An exact copy of all the data is required, with pictures left out.

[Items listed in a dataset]
☆ ☆ ☆ ☆ ☆
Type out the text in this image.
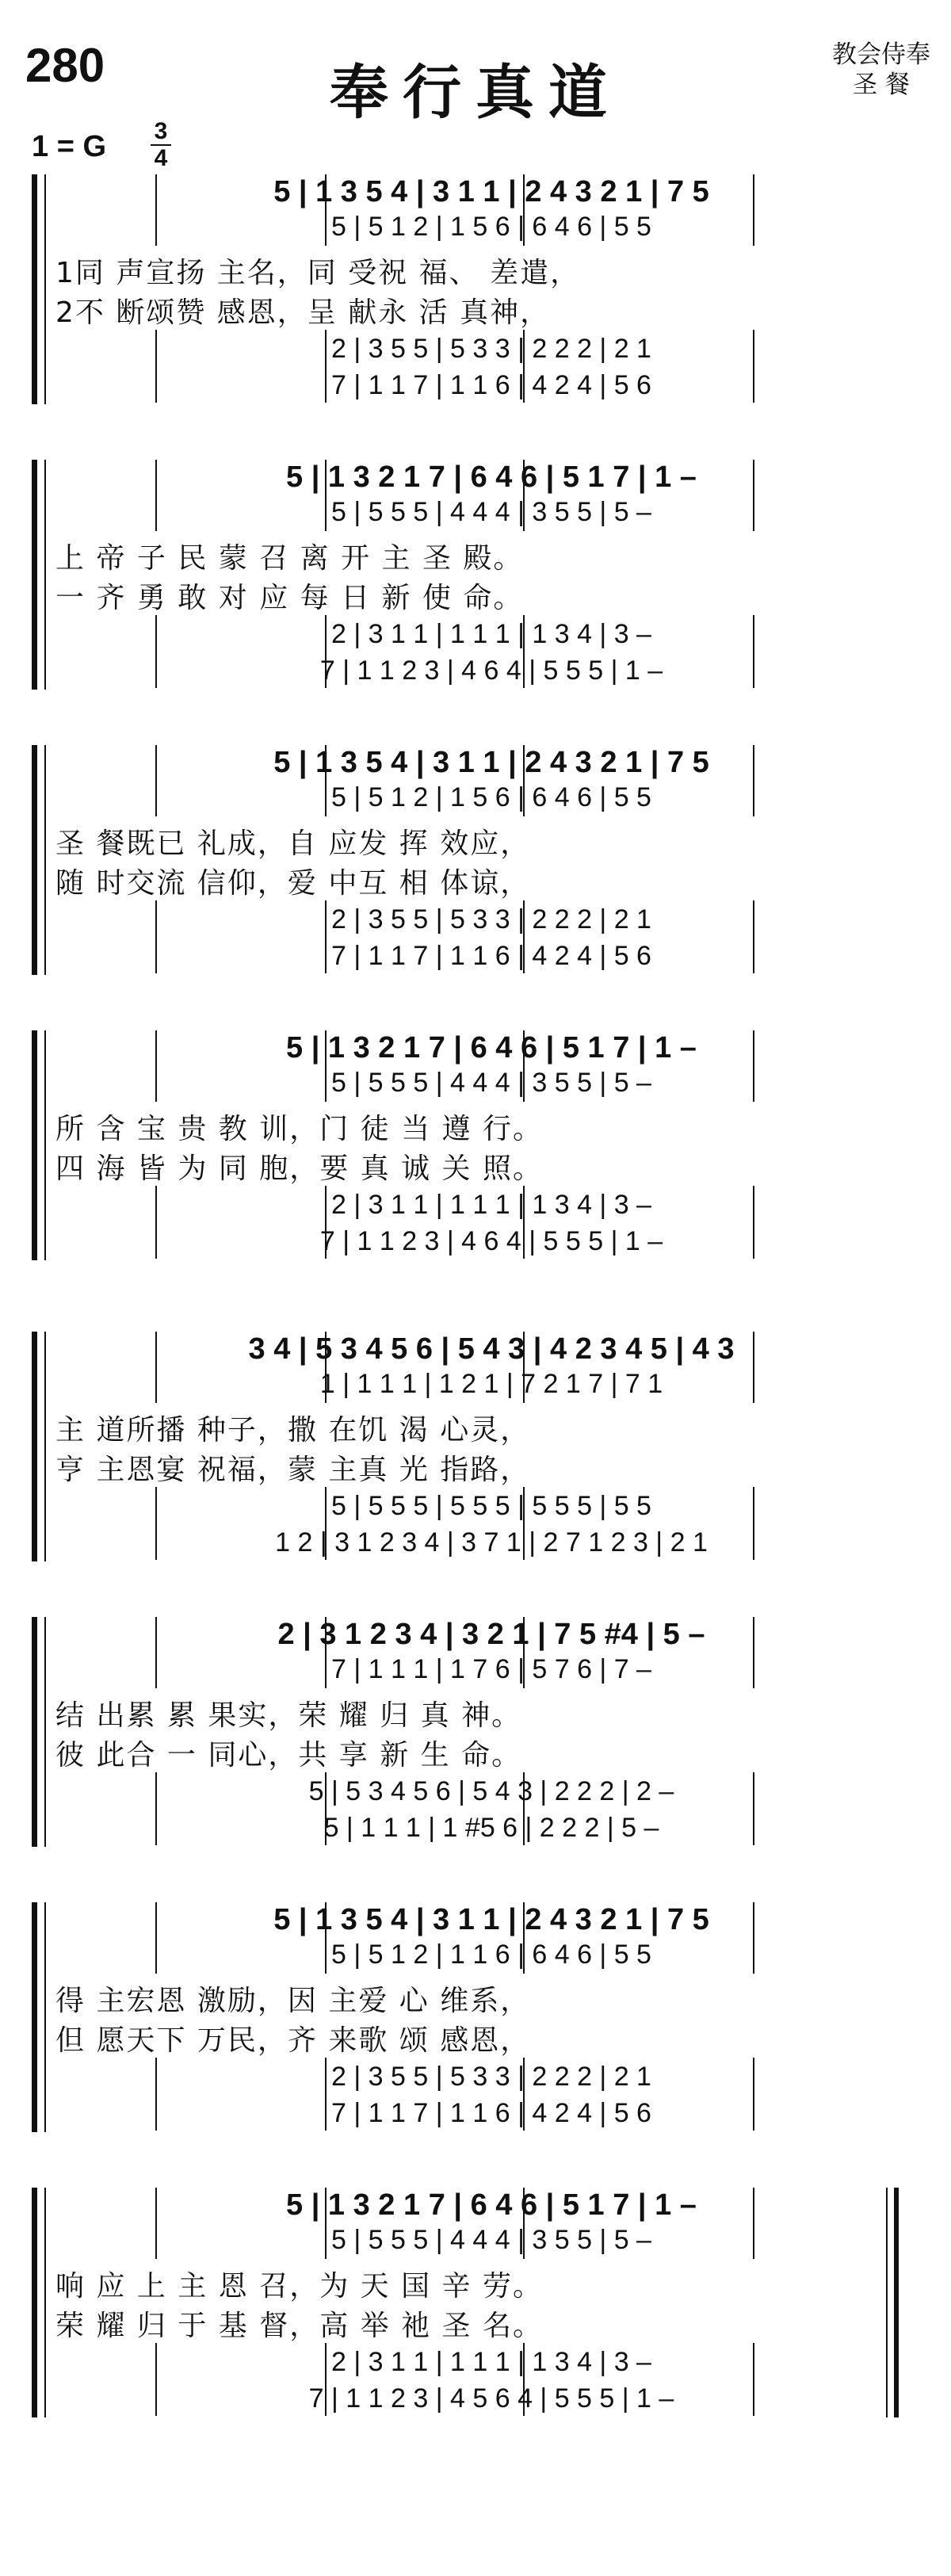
280	奉行真道
教会侍奉
圣 餐
1 = G 3
4
5 | 1 3 5 4 | 3 1 1 | 2 4 3 2 1 | 7 5
5 | 5 1 2 | 1 5 6 | 6 4 6 | 5 5
2 | 3 5 5 | 5 3 3 | 2 2 2 | 2 1
7 | 1 1 7 | 1 1 6 | 4 2 4 | 5 6
1同 声宣扬 主名，同 受祝 福、 差遣，
2不 断颂赞 感恩，呈 献永 活 真神，
5 | 1 3 2 1 7 | 6 4 6 | 5 1 7 | 1 –
5 | 5 5 5 | 4 4 4 | 3 5 5 | 5 –
2 | 3 1 1 | 1 1 1 | 1 3 4 | 3 –
7 | 1 1 2 3 | 4 6 4 | 5 5 5 | 1 –
上 帝 子 民 蒙 召 离 开 主 圣 殿。
一 齐 勇 敢 对 应 每 日 新 使 命。
5 | 1 3 5 4 | 3 1 1 | 2 4 3 2 1 | 7 5
5 | 5 1 2 | 1 5 6 | 6 4 6 | 5 5
2 | 3 5 5 | 5 3 3 | 2 2 2 | 2 1
7 | 1 1 7 | 1 1 6 | 4 2 4 | 5 6
圣 餐既已 礼成，自 应发 挥 效应，
随 时交流 信仰，爱 中互 相 体谅，
5 | 1 3 2 1 7 | 6 4 6 | 5 1 7 | 1 –
5 | 5 5 5 | 4 4 4 | 3 5 5 | 5 –
2 | 3 1 1 | 1 1 1 | 1 3 4 | 3 –
7 | 1 1 2 3 | 4 6 4 | 5 5 5 | 1 –
所 含 宝 贵 教 训，门 徒 当 遵 行。
四 海 皆 为 同 胞，要 真 诚 关 照。
3 4 | 5 3 4 5 6 | 5 4 3 | 4 2 3 4 5 | 4 3
1 | 1 1 1 | 1 2 1 | 7 2 1 7 | 7 1
5 | 5 5 5 | 5 5 5 | 5 5 5 | 5 5
1 2 | 3 1 2 3 4 | 3 7 1 | 2 7 1 2 3 | 2 1
主 道所播 种子，撒 在饥 渴 心灵，
亨 主恩宴 祝福，蒙 主真 光 指路，
2 | 3 1 2 3 4 | 3 2 1 | 7 5 #4 | 5 –
7 | 1 1 1 | 1 7 6 | 5 7 6 | 7 –
5 | 5 3 4 5 6 | 5 4 3 | 2 2 2 | 2 –
5 | 1 1 1 | 1 #5 6 | 2 2 2 | 5 –
结 出累 累 果实，荣 耀 归 真 神。
彼 此合 一 同心，共 享 新 生 命。
5 | 1 3 5 4 | 3 1 1 | 2 4 3 2 1 | 7 5
5 | 5 1 2 | 1 1 6 | 6 4 6 | 5 5
2 | 3 5 5 | 5 3 3 | 2 2 2 | 2 1
7 | 1 1 7 | 1 1 6 | 4 2 4 | 5 6
得 主宏恩 激励，因 主爱 心 维系，
但 愿天下 万民，齐 来歌 颂 感恩，
5 | 1 3 2 1 7 | 6 4 6 | 5 1 7 | 1 –
5 | 5 5 5 | 4 4 4 | 3 5 5 | 5 –
2 | 3 1 1 | 1 1 1 | 1 3 4 | 3 –
7 | 1 1 2 3 | 4 5 6 4 | 5 5 5 | 1 –
响 应 上 主 恩 召，为 天 国 辛 劳。
荣 耀 归 于 基 督，高 举 祂 圣 名。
☆ ☆ ☆ ☆ ☆
Response
Type out the text in this image.
280	奉行真道
教会侍奉
圣 餐
1 = G 3
4
5 | 1 3 5 4 | 3 1 1 | 2 4 3 2 1 | 7 5
5 | 5 1 2 | 1 5 6 | 6 4 6 | 5 5
2 | 3 5 5 | 5 3 3 | 2 2 2 | 2 1
7 | 1 1 7 | 1 1 6 | 4 2 4 | 5 6
1同 声宣扬 主名，同 受祝 福、 差遣，
2不 断颂赞 感恩，呈 献永 活 真神，
5 | 1 3 2 1 7 | 6 4 6 | 5 1 7 | 1 –
5 | 5 5 5 | 4 4 4 | 3 5 5 | 5 –
2 | 3 1 1 | 1 1 1 | 1 3 4 | 3 –
7 | 1 1 2 3 | 4 6 4 | 5 5 5 | 1 –
上 帝 子 民 蒙 召 离 开 主 圣 殿。
一 齐 勇 敢 对 应 每 日 新 使 命。
5 | 1 3 5 4 | 3 1 1 | 2 4 3 2 1 | 7 5
5 | 5 1 2 | 1 5 6 | 6 4 6 | 5 5
2 | 3 5 5 | 5 3 3 | 2 2 2 | 2 1
7 | 1 1 7 | 1 1 6 | 4 2 4 | 5 6
圣 餐既已 礼成，自 应发 挥 效应，
随 时交流 信仰，爱 中互 相 体谅，
5 | 1 3 2 1 7 | 6 4 6 | 5 1 7 | 1 –
5 | 5 5 5 | 4 4 4 | 3 5 5 | 5 –
2 | 3 1 1 | 1 1 1 | 1 3 4 | 3 –
7 | 1 1 2 3 | 4 6 4 | 5 5 5 | 1 –
所 含 宝 贵 教 训，门 徒 当 遵 行。
四 海 皆 为 同 胞，要 真 诚 关 照。
3 4 | 5 3 4 5 6 | 5 4 3 | 4 2 3 4 5 | 4 3
1 | 1 1 1 | 1 2 1 | 7 2 1 7 | 7 1
5 | 5 5 5 | 5 5 5 | 5 5 5 | 5 5
1 2 | 3 1 2 3 4 | 3 7 1 | 2 7 1 2 3 | 2 1
主 道所播 种子，撒 在饥 渴 心灵，
亨 主恩宴 祝福，蒙 主真 光 指路，
2 | 3 1 2 3 4 | 3 2 1 | 7 5 #4 | 5 –
7 | 1 1 1 | 1 7 6 | 5 7 6 | 7 –
5 | 5 3 4 5 6 | 5 4 3 | 2 2 2 | 2 –
5 | 1 1 1 | 1 #5 6 | 2 2 2 | 5 –
结 出累 累 果实，荣 耀 归 真 神。
彼 此合 一 同心，共 享 新 生 命。
5 | 1 3 5 4 | 3 1 1 | 2 4 3 2 1 | 7 5
5 | 5 1 2 | 1 1 6 | 6 4 6 | 5 5
2 | 3 5 5 | 5 3 3 | 2 2 2 | 2 1
7 | 1 1 7 | 1 1 6 | 4 2 4 | 5 6
得 主宏恩 激励，因 主爱 心 维系，
但 愿天下 万民，齐 来歌 颂 感恩，
5 | 1 3 2 1 7 | 6 4 6 | 5 1 7 | 1 –
5 | 5 5 5 | 4 4 4 | 3 5 5 | 5 –
2 | 3 1 1 | 1 1 1 | 1 3 4 | 3 –
7 | 1 1 2 3 | 4 5 6 4 | 5 5 5 | 1 –
响 应 上 主 恩 召，为 天 国 辛 劳。
荣 耀 归 于 基 督，高 举 祂 圣 名。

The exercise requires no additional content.